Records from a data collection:

* * *

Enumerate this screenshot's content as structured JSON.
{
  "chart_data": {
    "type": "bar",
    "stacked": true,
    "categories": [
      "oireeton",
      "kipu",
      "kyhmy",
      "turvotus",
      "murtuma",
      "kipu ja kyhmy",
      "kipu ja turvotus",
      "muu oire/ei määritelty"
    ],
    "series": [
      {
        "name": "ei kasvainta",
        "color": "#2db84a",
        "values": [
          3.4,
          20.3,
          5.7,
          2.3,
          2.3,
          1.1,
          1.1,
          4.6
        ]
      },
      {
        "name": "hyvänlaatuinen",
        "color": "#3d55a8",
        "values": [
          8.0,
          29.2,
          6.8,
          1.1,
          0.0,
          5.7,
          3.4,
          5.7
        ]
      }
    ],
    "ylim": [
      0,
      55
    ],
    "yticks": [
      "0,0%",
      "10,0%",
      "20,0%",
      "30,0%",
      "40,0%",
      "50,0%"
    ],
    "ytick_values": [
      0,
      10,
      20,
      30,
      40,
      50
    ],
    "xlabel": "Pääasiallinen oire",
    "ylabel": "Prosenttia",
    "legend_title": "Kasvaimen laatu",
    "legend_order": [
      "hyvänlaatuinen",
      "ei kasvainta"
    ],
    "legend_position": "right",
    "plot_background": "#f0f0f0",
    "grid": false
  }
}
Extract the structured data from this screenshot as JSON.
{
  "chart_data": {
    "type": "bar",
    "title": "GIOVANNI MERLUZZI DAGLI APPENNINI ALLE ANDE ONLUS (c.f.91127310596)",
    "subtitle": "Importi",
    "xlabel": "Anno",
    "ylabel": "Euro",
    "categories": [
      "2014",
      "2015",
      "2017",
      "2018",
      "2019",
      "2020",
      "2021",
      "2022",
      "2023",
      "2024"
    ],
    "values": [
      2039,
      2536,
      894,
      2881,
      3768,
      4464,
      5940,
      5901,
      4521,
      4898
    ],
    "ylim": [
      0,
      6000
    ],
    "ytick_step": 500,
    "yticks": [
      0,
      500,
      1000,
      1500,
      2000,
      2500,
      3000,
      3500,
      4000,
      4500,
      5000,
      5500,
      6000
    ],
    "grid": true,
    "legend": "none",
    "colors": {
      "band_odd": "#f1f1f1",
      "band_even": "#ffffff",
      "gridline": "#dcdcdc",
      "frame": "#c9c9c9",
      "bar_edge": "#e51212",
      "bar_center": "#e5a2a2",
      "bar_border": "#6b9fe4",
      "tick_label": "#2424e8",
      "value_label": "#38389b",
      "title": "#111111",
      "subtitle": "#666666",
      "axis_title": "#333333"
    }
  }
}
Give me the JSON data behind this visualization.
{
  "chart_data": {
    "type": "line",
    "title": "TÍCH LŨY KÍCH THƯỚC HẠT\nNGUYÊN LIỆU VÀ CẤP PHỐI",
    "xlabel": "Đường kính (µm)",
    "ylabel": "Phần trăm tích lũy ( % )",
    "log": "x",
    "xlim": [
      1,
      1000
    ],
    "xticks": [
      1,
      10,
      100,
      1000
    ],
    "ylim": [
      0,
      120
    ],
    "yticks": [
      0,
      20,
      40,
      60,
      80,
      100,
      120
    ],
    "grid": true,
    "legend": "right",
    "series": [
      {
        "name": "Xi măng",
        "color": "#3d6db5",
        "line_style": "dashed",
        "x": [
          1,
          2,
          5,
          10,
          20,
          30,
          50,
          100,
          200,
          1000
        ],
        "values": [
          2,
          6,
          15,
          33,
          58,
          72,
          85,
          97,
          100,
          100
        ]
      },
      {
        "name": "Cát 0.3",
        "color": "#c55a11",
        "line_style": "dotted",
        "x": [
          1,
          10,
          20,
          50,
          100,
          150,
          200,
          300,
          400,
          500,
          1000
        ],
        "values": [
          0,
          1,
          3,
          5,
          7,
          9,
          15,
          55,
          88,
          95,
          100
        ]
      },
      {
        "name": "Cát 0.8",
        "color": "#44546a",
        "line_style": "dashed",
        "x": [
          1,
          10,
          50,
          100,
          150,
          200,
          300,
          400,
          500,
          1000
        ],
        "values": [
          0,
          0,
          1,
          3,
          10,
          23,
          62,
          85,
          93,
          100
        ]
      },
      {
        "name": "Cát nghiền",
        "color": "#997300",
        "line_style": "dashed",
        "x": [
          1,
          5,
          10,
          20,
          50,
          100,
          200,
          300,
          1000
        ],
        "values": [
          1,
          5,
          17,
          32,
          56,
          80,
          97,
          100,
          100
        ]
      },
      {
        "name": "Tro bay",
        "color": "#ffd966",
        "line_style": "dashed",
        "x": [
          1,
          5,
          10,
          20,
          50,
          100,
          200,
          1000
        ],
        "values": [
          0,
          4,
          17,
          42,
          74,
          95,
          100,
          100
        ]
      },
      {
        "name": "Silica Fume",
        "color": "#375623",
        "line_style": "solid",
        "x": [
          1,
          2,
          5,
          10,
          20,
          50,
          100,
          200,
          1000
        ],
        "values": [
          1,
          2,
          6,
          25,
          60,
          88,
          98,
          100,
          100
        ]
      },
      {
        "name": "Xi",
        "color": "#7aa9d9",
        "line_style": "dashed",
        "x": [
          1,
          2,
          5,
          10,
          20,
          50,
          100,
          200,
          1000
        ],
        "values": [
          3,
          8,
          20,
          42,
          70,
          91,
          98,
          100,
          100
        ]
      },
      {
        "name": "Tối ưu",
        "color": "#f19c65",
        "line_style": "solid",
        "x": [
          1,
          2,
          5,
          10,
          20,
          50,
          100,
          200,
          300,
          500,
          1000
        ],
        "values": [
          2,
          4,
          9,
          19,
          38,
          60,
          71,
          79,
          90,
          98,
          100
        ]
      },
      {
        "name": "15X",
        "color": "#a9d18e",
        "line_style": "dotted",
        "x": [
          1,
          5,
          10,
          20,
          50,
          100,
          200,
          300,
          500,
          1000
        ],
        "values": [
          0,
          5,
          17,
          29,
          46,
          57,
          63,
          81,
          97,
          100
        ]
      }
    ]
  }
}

* * *

Within the listing above, copy each line that has the string "JSON".

Enumerate this screenshot's content as structured JSON.
Extract the structured data from this screenshot as JSON.
Give me the JSON data behind this visualization.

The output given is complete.